- [Short exercise]:
Extract all lines containing "Date".

>>>>

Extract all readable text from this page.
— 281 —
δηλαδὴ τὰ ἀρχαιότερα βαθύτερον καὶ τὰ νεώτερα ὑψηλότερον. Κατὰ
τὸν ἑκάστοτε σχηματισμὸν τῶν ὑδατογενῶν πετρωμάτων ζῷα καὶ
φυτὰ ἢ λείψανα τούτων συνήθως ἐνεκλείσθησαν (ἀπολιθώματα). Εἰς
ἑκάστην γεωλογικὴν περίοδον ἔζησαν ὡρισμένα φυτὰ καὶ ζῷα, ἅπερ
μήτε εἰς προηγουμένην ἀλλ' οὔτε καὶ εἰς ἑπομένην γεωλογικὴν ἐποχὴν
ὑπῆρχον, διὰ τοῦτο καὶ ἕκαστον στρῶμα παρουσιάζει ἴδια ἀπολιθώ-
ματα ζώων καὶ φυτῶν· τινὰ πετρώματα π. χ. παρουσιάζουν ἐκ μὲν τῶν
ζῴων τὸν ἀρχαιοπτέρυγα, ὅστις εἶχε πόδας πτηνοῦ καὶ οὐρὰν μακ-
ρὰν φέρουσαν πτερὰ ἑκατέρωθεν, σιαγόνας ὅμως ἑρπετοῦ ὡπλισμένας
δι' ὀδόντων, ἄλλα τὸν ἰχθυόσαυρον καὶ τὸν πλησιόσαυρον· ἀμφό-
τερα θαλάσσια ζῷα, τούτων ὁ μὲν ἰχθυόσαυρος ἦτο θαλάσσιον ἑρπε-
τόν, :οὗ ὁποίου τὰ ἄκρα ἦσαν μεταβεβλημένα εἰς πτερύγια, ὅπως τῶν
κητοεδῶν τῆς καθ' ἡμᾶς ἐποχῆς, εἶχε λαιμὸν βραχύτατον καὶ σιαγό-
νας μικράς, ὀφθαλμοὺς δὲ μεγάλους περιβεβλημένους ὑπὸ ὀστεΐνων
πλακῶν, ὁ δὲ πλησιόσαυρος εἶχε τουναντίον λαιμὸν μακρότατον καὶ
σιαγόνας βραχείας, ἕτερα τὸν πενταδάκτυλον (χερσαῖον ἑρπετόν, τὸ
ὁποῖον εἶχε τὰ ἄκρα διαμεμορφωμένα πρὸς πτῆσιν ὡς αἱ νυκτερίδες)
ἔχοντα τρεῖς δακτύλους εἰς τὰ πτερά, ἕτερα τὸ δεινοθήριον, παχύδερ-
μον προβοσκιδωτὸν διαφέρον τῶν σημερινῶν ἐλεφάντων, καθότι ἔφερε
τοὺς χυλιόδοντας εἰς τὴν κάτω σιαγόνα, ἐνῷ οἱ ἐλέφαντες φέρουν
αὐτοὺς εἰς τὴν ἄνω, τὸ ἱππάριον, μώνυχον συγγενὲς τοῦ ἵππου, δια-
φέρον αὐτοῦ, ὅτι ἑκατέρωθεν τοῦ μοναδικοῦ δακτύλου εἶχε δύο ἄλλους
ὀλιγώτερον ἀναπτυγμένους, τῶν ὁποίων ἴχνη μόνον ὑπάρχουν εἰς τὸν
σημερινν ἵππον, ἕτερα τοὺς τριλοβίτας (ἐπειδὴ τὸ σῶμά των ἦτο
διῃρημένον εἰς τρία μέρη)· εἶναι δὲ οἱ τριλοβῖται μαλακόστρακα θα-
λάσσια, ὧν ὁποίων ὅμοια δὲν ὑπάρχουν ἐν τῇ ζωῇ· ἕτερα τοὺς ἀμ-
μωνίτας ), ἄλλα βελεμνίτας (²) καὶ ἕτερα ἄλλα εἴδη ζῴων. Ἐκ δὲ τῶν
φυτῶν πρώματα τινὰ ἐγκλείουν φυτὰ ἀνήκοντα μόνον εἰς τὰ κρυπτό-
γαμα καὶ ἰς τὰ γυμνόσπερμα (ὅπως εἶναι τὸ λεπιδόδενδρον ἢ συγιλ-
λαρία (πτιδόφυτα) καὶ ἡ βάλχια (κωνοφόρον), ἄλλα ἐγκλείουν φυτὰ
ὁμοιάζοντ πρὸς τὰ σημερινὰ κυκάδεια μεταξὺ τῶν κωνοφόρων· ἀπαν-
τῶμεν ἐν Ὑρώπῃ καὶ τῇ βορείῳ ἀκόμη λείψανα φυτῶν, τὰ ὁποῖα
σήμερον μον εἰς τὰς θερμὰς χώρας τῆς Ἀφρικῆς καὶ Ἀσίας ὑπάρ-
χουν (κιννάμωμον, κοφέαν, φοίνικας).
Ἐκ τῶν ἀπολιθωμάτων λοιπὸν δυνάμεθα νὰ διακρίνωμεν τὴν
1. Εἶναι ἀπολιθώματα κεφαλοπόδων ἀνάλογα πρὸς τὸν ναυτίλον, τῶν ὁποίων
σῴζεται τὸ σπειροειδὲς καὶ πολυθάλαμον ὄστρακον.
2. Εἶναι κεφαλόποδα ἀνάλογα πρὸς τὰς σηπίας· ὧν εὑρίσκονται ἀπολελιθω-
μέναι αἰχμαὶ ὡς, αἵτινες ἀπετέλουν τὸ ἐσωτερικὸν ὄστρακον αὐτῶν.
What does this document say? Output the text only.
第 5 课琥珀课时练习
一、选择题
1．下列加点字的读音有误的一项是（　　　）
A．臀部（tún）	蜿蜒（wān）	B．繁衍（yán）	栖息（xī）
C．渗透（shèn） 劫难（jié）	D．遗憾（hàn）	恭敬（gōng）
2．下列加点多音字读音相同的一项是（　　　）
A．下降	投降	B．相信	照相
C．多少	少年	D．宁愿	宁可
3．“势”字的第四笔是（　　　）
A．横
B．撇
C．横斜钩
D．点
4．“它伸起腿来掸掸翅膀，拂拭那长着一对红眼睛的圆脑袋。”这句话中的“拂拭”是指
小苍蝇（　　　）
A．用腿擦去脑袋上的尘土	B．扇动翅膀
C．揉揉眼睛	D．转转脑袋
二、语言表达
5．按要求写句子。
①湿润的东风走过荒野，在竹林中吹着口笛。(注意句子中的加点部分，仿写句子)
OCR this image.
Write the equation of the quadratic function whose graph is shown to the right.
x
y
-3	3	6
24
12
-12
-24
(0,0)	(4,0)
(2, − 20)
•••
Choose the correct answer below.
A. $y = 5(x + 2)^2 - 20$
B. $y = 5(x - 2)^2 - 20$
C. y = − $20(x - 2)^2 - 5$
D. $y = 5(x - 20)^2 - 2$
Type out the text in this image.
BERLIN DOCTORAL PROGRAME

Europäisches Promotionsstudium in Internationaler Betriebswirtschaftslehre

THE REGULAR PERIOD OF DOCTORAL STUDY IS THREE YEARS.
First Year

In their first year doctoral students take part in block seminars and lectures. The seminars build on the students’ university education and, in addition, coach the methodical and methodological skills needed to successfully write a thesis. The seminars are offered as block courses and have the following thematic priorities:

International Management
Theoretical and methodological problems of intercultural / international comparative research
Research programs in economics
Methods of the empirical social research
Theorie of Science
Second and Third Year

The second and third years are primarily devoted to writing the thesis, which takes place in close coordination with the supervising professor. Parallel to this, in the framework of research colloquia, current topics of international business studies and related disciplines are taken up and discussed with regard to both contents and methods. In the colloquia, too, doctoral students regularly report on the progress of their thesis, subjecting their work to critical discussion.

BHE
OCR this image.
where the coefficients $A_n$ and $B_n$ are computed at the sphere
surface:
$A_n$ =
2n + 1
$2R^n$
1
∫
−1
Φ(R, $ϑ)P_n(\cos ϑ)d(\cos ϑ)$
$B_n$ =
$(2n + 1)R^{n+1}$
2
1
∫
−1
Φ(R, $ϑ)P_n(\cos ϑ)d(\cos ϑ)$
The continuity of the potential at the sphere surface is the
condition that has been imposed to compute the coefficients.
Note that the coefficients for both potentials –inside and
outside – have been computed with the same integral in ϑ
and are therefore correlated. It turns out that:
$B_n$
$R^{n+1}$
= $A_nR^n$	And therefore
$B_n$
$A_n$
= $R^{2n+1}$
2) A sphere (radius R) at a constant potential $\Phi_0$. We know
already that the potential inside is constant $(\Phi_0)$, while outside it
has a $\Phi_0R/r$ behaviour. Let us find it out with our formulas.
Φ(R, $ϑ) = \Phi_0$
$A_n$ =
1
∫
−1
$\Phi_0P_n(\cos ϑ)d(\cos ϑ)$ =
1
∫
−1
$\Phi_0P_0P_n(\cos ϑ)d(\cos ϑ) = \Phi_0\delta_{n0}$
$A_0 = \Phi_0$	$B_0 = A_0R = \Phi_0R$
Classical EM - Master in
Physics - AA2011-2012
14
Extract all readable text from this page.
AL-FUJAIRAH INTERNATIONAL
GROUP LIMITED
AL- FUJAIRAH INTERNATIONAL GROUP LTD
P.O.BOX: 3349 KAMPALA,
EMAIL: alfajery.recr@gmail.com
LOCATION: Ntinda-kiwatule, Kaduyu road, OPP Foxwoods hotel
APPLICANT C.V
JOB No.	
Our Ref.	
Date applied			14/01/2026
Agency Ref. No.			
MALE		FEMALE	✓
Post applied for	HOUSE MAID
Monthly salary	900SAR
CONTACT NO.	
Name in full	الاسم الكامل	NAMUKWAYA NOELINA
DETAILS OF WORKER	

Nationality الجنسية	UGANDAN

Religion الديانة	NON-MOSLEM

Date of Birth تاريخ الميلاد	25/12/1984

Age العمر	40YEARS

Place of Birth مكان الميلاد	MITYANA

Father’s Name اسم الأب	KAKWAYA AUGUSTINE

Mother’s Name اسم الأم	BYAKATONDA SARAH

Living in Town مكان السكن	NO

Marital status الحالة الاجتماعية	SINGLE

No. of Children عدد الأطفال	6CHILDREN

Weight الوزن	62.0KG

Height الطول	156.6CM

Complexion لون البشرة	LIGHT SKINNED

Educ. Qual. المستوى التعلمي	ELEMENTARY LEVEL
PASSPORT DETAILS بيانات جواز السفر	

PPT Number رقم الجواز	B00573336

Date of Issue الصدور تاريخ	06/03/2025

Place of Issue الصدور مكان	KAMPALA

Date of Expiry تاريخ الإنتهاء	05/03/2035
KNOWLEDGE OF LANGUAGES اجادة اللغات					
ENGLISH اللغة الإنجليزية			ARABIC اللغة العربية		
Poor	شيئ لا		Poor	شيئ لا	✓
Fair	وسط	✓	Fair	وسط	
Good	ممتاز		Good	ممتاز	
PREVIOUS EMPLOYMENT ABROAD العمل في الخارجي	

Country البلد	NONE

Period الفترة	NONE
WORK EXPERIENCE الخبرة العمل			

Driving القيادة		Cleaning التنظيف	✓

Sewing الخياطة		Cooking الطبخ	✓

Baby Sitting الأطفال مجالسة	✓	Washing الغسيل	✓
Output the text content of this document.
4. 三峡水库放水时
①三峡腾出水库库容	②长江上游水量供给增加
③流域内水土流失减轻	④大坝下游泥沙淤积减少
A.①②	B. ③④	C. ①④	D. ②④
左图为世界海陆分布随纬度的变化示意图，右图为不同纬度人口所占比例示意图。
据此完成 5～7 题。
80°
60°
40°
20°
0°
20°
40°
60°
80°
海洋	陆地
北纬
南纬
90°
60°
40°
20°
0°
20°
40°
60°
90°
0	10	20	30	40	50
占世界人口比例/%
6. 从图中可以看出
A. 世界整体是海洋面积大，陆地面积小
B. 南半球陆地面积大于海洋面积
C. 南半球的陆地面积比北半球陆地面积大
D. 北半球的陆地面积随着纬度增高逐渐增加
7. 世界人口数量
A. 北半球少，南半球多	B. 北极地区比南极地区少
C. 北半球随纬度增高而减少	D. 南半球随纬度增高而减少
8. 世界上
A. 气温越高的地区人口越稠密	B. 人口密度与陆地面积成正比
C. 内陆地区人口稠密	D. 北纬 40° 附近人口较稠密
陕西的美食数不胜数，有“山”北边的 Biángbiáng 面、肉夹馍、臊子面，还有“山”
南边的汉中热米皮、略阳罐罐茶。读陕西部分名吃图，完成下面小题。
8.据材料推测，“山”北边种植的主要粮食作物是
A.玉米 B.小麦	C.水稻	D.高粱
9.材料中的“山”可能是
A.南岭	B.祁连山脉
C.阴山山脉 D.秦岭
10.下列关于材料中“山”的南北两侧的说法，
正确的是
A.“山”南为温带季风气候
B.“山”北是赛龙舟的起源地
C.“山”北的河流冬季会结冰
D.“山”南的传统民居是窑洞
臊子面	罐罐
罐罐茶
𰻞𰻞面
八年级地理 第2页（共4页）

<<<<

- [Task solution]:
Date applied			14/01/2026
Date of Birth تاريخ الميلاد	25/12/1984
Date of Issue الصدور تاريخ	06/03/2025
Date of Expiry تاريخ الإنتهاء	05/03/2035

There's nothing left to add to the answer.